- [TASK STATEMENT]: List each line in which the string "What" appears.

..........

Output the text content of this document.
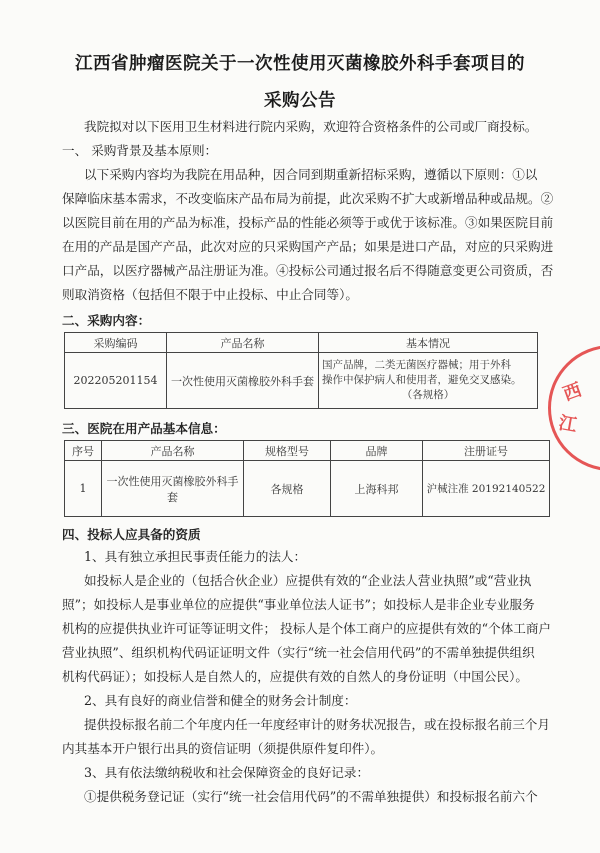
江西省肿瘤医院关于一次性使用灭菌橡胶外科手套项目的
采购公告
我院拟对以下医用卫生材料进行院内采购，欢迎符合资格条件的公司或厂商投标。
一、 采购背景及基本原则：
以下采购内容均为我院在用品种，因合同到期重新招标采购，遵循以下原则：①以
保障临床基本需求，不改变临床产品布局为前提，此次采购不扩大或新增品种或品规。②
以医院目前在用的产品为标准，投标产品的性能必须等于或优于该标准。③如果医院目前
在用的产品是国产产品，此次对应的只采购国产产品；如果是进口产品，对应的只采购进
口产品，以医疗器械产品注册证为准。④投标公司通过报名后不得随意变更公司资质，否
则取消资格（包括但不限于中止投标、中止合同等）。
二、采购内容：
采购编码	产品名称	基本情况
202205201154	一次性使用灭菌橡胶外科手套	国产品牌，二类无菌医疗器械；用于外科
操作中保护病人和使用者，避免交叉感染。
（各规格）
三、医院在用产品基本信息：
序号	产品名称	规格型号	品牌	注册证号
1	一次性使用灭菌橡胶外科手套	各规格	上海科邦	沪械注准 20192140522
四、投标人应具备的资质
1、具有独立承担民事责任能力的法人：
如投标人是企业的（包括合伙企业）应提供有效的“企业法人营业执照”或“营业执
照”；如投标人是事业单位的应提供“事业单位法人证书”；如投标人是非企业专业服务
机构的应提供执业许可证等证明文件； 投标人是个体工商户的应提供有效的“个体工商户
营业执照”、组织机构代码证证明文件（实行“统一社会信用代码”的不需单独提供组织
机构代码证）；如投标人是自然人的，应提供有效的自然人的身份证明（中国公民）。
2、具有良好的商业信誉和健全的财务会计制度：
提供投标报名前二个年度内任一年度经审计的财务状况报告，或在投标报名前三个月
内其基本开户银行出具的资信证明（须提供原件复印件）。
3、具有依法缴纳税收和社会保障资金的良好记录：
①提供税务登记证（实行“统一社会信用代码”的不需单独提供）和投标报名前六个
西
江
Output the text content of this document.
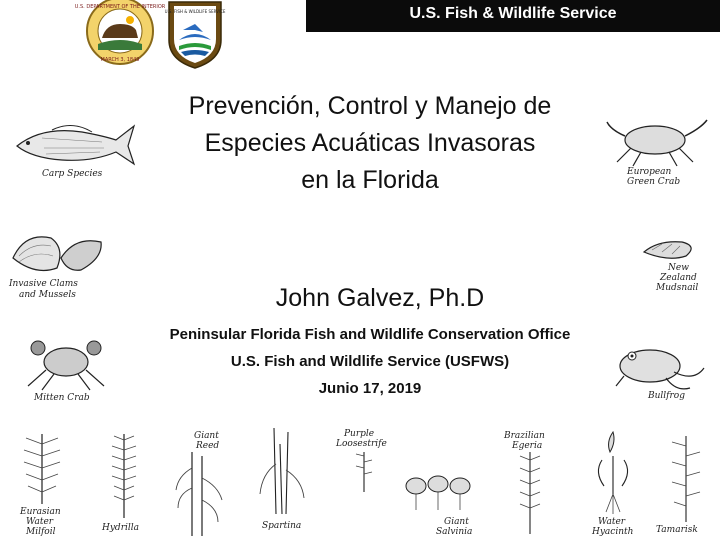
U.S. Fish & Wildlife Service
U.S. DEPARTMENT OF THE INTERIOR
MARCH 3, 1849
U.S. FISH & WILDLIFE SERVICE
Prevención, Control y Manejo de
Especies Acuáticas Invasoras
en la Florida
John Galvez, Ph.D
Peninsular Florida Fish and Wildlife Conservation Office
U.S. Fish and Wildlife Service (USFWS)
Junio 17, 2019
Carp Species	European
Green Crab
Invasive Clams
and Mussels
New
Zealand
Mudsnail
Mitten Crab	Bullfrog
Eurasian
Water
Milfoil	Hydrilla
Giant
Reed
Spartina
Purple
Loosestrife
Giant
Salvinia
Brazilian
Egeria
Water
Hyacinth	Tamarisk
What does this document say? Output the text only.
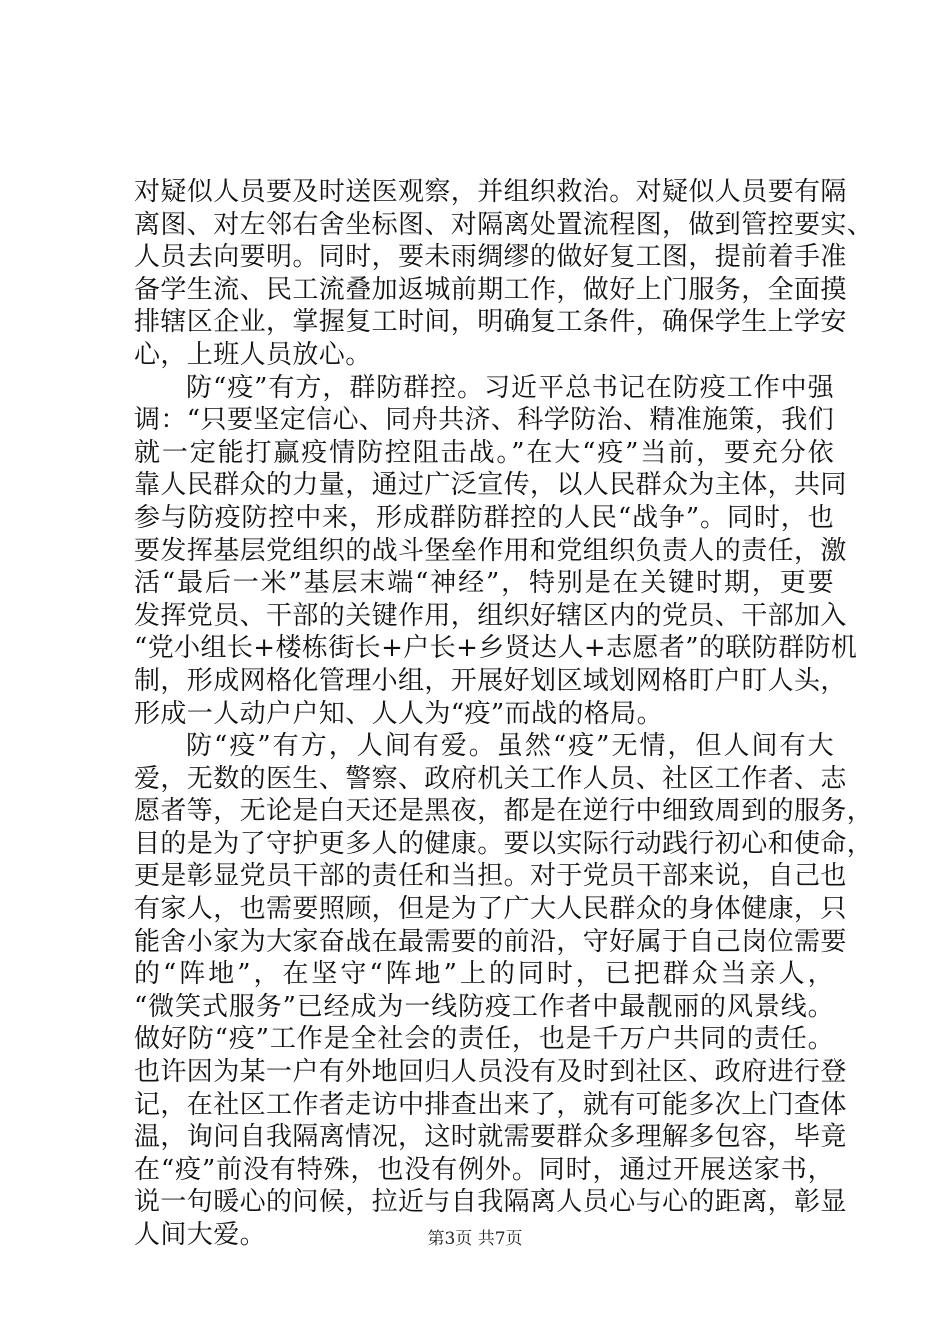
对疑似人员要及时送医观察，并组织救治。对疑似人员要有隔
离图、对左邻右舍坐标图、对隔离处置流程图，做到管控要实、
人员去向要明。同时，要未雨绸缪的做好复工图，提前着手准
备学生流、民工流叠加返城前期工作，做好上门服务，全面摸
排辖区企业，掌握复工时间，明确复工条件，确保学生上学安
心，上班人员放心。
防“疫”有方，群防群控。习近平总书记在防疫工作中强
调：“只要坚定信心、同舟共济、科学防治、精准施策，我们
就一定能打赢疫情防控阻击战。”在大“疫”当前，要充分依
靠人民群众的力量，通过广泛宣传，以人民群众为主体，共同
参与防疫防控中来，形成群防群控的人民“战争”。同时，也
要发挥基层党组织的战斗堡垒作用和党组织负责人的责任，激
活“最后一米”基层末端“神经”，特别是在关键时期，更要
发挥党员、干部的关键作用，组织好辖区内的党员、干部加入
“党小组长+楼栋街长+户长+乡贤达人+志愿者”的联防群防机
制，形成网格化管理小组，开展好划区域划网格盯户盯人头，
形成一人动户户知、人人为“疫”而战的格局。
防“疫”有方，人间有爱。虽然“疫”无情，但人间有大
爱，无数的医生、警察、政府机关工作人员、社区工作者、志
愿者等，无论是白天还是黑夜，都是在逆行中细致周到的服务，
目的是为了守护更多人的健康。要以实际行动践行初心和使命，
更是彰显党员干部的责任和当担。对于党员干部来说，自己也
有家人，也需要照顾，但是为了广大人民群众的身体健康，只
能舍小家为大家奋战在最需要的前沿，守好属于自己岗位需要
的“阵地”，在坚守“阵地”上的同时，已把群众当亲人，
“微笑式服务”已经成为一线防疫工作者中最靓丽的风景线。
做好防“疫”工作是全社会的责任，也是千万户共同的责任。
也许因为某一户有外地回归人员没有及时到社区、政府进行登
记，在社区工作者走访中排查出来了，就有可能多次上门查体
温，询问自我隔离情况，这时就需要群众多理解多包容，毕竟
在“疫”前没有特殊，也没有例外。同时，通过开展送家书，
说一句暖心的问候，拉近与自我隔离人员心与心的距离，彰显
人间大爱。	第3页 共7页
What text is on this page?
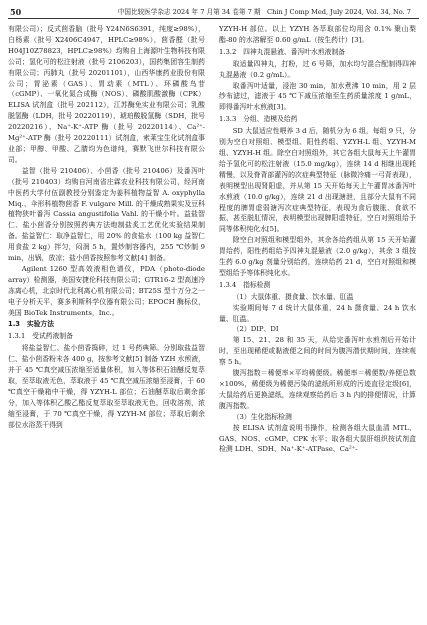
50	中国比较医学杂志 2024 年 7 月第 34 卷第 7 期　Chin J Comp Med, July 2024, Vol. 34, No. 7

有限公司）；反式茴香脑（批号 Y24N6S6391，纯度≥98%），白杨素（批号 X2406C4947，HPLC≥98%），茴香醛（批号 H04J10Z78823，HPLC≥98%）均购自上海源叶生物科技有限公司；氢化可的松注射液（批号 2106203），国药集团容生制药有限公司；丙肺丸（批号 20201101），山西华康药业股份有限公司；胃泌素（GAS）、胃动素（MTL）、环磷酸鸟苷（cGMP）、一氧化氮合成酶（NOS）、磷酸肌酸激酶（CPK）ELISA 试剂盒（批号 202112），江苏酶免实业有限公司；乳酸脱氢酶（LDH，批号 20220119）、琥珀酸脱氢酶（SDH，批号 20220216）、Na⁺-K⁺-ATP 酶（批号 20220114）、Ca²⁺-Mg²⁺-ATP 酶（批号 20220111）试剂盒，索莱宝生化试剂盒事业部；甲醇、甲酸、乙腈均为色谱纯，赛默飞世尔科技有限公司。

益智（批号 210406）、小茴香（批号 210406）及番泻叶（批号 210403）均购自河南省庄霖农业科技有限公司，经河南中医药大学付伍副教授分别鉴定为姜科植物益智 A. oxyphylla Miq.、伞形科植物茴香 F. vulgare Mill. 的干燥成熟果实及豆科植物狭叶番泻 Cassia angustifolia Vahl. 的干燥小叶。益盐智仁、盐小茴香分别按照药典方法炮制盐炙工艺优化实验结果制备。盐益智仁：取净益智仁，用 20% 的食盐水（100 kg 益智仁用食盐 2 kg）拌匀，闷润 5 h，置炒制容器内，255 ℃炒制 9 min，出锅，放凉；盐小茴香按照参考文献[4] 制备。

Agilent 1260 型高效液相色谱仪，PDA（photo-diode array）检测器，美国安捷伦科技有限公司；GTR16-2 型高速冷冻离心机，北京时代北利离心机有限公司；BT25S 型十万分之一电子分析天平，赛多利斯科学仪器有限公司；EPOCH 酶标仪，美国 BioTek Instruments，Inc.。

1.3　实验方法
1.3.1　受试药液制备

将盐益智仁、盐小茴香捣碎，过 1 号药典筛。分别取盐益智仁、盐小茴香粉末各 400 g，按参考文献[5] 制备 YZH 水煎液，并于 45 ℃真空减压浓缩至适量体积，加入等体积石油醚反复萃取，至萃取液无色，萃取液于 45 ℃真空减压浓缩至浸膏，于 60 ℃真空干燥箱中干燥，得 YZYH-L 部位；石油醚萃取后剩余部分，加入等体积乙酸乙酯反复萃取至萃取液无色，回收溶剂，浓缩至浸膏，于 70 ℃真空干燥，得 YZYH-M 部位；萃取后剩余部位水浴蒸干得到

YZYH-H 部位。以上 YZYH 各萃取部位均用含 0.1% 聚山梨酯-80 的水溶解至 0.60 g/mL（按生药计）[3]。

1.3.2　四神丸混悬液、番泻叶水煎液制备

取适量四神丸，打粉，过 6 号筛，加水均匀混合配制得四神丸混悬液（0.2 g/mL）。

取番泻叶适量，浸泡 30 min，加水煮沸 10 min，用 2 层纱布滤过，滤液于 45 ℃下减压浓缩至生药质量浓度 1 g/mL，即得番泻叶水煎液[3]。

1.3.3　分组、造模及给药

SD 大鼠适应性喂养 3 d 后，随机分为 6 组，每组 9 只，分别为空白对照组、模型组、阳性药组、YZYH-L 组、YZYH-M 组、YZYH-H 组。除空白对照组外，其它各组大鼠每天上午灌胃给予氢化可的松注射液（15.0 mg/kg），连续 14 d 相继出现耗精慢，以及脊背部灌泻的次症典型特征（脉微冷痛一弓背表现），表明模型出现肾阳虚，并从第 15 天开始每天上午灌胃冰番泻叶水煎液（10.0 g/kg），连续 21 d 出现溏泄，且部分大鼠有不同程度的脾胃虚弱溏泻次症典型特征，表现为食后腹胀、食欲不振，甚至脱肛情况，表明模型出现脾阳虚特征，空白对照组给予同等体积纯化水[5]。

除空白对照组和模型组外，其余各给药组从第 15 天开始灌胃给药，阳性药组给予四神丸混悬液（2.0 g/kg），其余 3 组按生药 6.0 g/kg 剂量分别给药，连续给药 21 d，空白对照组和模型组给予等体积纯化水。

1.3.4　指标检测

（1）大鼠体重、摄食量、饮水量、肛温

实验期间每 7 d 统计大鼠体重、24 h 摄食量、24 h 饮水量、肛温。

（2）DIP、DI

第 15、21、28 和 35 天，从给完番泻叶水煎剂后开始计时，至出现稀便或黏液便之间的时间为腹泻潜伏期时间，连续观察 5 h。

腹泻指数＝稀便率×平均稀便级。稀便率＝稀便数/养便总数×100%，稀便级为稀便污染的滤纸所形成的污迹直径定级[6]，大鼠给药后更换滤纸，连续观察给药后 3 h 内的排便情况，计算腹泻指数。

（3）生化指标检测

按 ELISA 试剂盒说明书操作，检测各组大鼠血清 MTL、GAS、NOS、cGMP、CPK 水平；取各组大鼠肝组织按试剂盒检测 LDH、SDH、Na⁺-K⁺-ATPase、Ca²⁺-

..........

- [TASK RESULT]:
What does this document say? Output the text only.
What text is on this page?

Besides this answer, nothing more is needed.